**WRITTEN INSTRUCTION**. Print every line of the listing exactly, please.

**Stored items**.
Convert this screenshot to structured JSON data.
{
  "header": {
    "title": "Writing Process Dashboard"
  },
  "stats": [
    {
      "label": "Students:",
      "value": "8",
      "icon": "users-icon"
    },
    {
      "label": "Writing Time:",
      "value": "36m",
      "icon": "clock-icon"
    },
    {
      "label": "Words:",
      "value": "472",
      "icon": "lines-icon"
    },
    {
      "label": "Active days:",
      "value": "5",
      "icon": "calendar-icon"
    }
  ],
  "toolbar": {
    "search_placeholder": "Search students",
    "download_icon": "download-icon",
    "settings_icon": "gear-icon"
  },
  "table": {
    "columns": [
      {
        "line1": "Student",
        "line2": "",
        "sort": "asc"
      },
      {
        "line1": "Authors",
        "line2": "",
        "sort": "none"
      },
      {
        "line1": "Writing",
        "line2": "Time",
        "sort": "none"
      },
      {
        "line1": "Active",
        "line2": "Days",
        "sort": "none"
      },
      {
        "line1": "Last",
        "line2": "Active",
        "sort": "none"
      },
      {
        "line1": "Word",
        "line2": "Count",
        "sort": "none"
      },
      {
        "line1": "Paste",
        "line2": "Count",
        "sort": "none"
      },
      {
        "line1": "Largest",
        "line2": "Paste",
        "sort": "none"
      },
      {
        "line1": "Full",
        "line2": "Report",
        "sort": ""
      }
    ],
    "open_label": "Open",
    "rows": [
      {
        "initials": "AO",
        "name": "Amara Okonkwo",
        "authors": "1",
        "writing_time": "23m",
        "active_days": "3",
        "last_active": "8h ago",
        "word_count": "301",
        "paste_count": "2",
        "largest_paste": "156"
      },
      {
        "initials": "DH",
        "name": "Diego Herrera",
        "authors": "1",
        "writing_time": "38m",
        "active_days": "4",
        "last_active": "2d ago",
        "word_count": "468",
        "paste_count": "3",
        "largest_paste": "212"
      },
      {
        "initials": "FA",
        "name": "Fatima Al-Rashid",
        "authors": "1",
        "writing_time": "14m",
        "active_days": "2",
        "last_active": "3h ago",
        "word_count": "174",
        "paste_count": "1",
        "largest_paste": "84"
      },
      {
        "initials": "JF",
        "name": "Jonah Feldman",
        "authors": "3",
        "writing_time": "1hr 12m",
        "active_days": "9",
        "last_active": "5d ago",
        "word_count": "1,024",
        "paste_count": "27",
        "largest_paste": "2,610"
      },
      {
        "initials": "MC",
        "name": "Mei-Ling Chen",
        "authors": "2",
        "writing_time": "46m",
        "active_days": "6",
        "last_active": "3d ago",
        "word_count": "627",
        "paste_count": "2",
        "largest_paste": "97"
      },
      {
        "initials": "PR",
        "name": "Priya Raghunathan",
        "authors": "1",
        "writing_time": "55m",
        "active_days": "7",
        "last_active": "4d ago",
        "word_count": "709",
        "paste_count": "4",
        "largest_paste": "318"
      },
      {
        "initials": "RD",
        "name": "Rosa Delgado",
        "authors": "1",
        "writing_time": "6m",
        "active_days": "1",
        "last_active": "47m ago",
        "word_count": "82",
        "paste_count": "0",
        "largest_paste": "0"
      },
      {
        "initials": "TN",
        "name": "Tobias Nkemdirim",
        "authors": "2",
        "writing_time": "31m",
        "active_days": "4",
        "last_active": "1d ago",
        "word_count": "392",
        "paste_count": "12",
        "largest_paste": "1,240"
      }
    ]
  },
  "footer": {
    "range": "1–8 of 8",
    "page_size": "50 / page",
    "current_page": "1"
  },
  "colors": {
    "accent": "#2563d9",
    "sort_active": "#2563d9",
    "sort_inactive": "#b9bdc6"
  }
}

**COMPLETE RESPONSE**.
Convert this screenshot to structured JSON data.
{
  "header": {
    "title": "Writing Process Dashboard"
  },
  "stats": [
    {
      "label": "Students:",
      "value": "8",
      "icon": "users-icon"
    },
    {
      "label": "Writing Time:",
      "value": "36m",
      "icon": "clock-icon"
    },
    {
      "label": "Words:",
      "value": "472",
      "icon": "lines-icon"
    },
    {
      "label": "Active days:",
      "value": "5",
      "icon": "calendar-icon"
    }
  ],
  "toolbar": {
    "search_placeholder": "Search students",
    "download_icon": "download-icon",
    "settings_icon": "gear-icon"
  },
  "table": {
    "columns": [
      {
        "line1": "Student",
        "line2": "",
        "sort": "asc"
      },
      {
        "line1": "Authors",
        "line2": "",
        "sort": "none"
      },
      {
        "line1": "Writing",
        "line2": "Time",
        "sort": "none"
      },
      {
        "line1": "Active",
        "line2": "Days",
        "sort": "none"
      },
      {
        "line1": "Last",
        "line2": "Active",
        "sort": "none"
      },
      {
        "line1": "Word",
        "line2": "Count",
        "sort": "none"
      },
      {
        "line1": "Paste",
        "line2": "Count",
        "sort": "none"
      },
      {
        "line1": "Largest",
        "line2": "Paste",
        "sort": "none"
      },
      {
        "line1": "Full",
        "line2": "Report",
        "sort": ""
      }
    ],
    "open_label": "Open",
    "rows": [
      {
        "initials": "AO",
        "name": "Amara Okonkwo",
        "authors": "1",
        "writing_time": "23m",
        "active_days": "3",
        "last_active": "8h ago",
        "word_count": "301",
        "paste_count": "2",
        "largest_paste": "156"
      },
      {
        "initials": "DH",
        "name": "Diego Herrera",
        "authors": "1",
        "writing_time": "38m",
        "active_days": "4",
        "last_active": "2d ago",
        "word_count": "468",
        "paste_count": "3",
        "largest_paste": "212"
      },
      {
        "initials": "FA",
        "name": "Fatima Al-Rashid",
        "authors": "1",
        "writing_time": "14m",
        "active_days": "2",
        "last_active": "3h ago",
        "word_count": "174",
        "paste_count": "1",
        "largest_paste": "84"
      },
      {
        "initials": "JF",
        "name": "Jonah Feldman",
        "authors": "3",
        "writing_time": "1hr 12m",
        "active_days": "9",
        "last_active": "5d ago",
        "word_count": "1,024",
        "paste_count": "27",
        "largest_paste": "2,610"
      },
      {
        "initials": "MC",
        "name": "Mei-Ling Chen",
        "authors": "2",
        "writing_time": "46m",
        "active_days": "6",
        "last_active": "3d ago",
        "word_count": "627",
        "paste_count": "2",
        "largest_paste": "97"
      },
      {
        "initials": "PR",
        "name": "Priya Raghunathan",
        "authors": "1",
        "writing_time": "55m",
        "active_days": "7",
        "last_active": "4d ago",
        "word_count": "709",
        "paste_count": "4",
        "largest_paste": "318"
      },
      {
        "initials": "RD",
        "name": "Rosa Delgado",
        "authors": "1",
        "writing_time": "6m",
        "active_days": "1",
        "last_active": "47m ago",
        "word_count": "82",
        "paste_count": "0",
        "largest_paste": "0"
      },
      {
        "initials": "TN",
        "name": "Tobias Nkemdirim",
        "authors": "2",
        "writing_time": "31m",
        "active_days": "4",
        "last_active": "1d ago",
        "word_count": "392",
        "paste_count": "12",
        "largest_paste": "1,240"
      }
    ]
  },
  "footer": {
    "range": "1–8 of 8",
    "page_size": "50 / page",
    "current_page": "1"
  },
  "colors": {
    "accent": "#2563d9",
    "sort_active": "#2563d9",
    "sort_inactive": "#b9bdc6"
  }
}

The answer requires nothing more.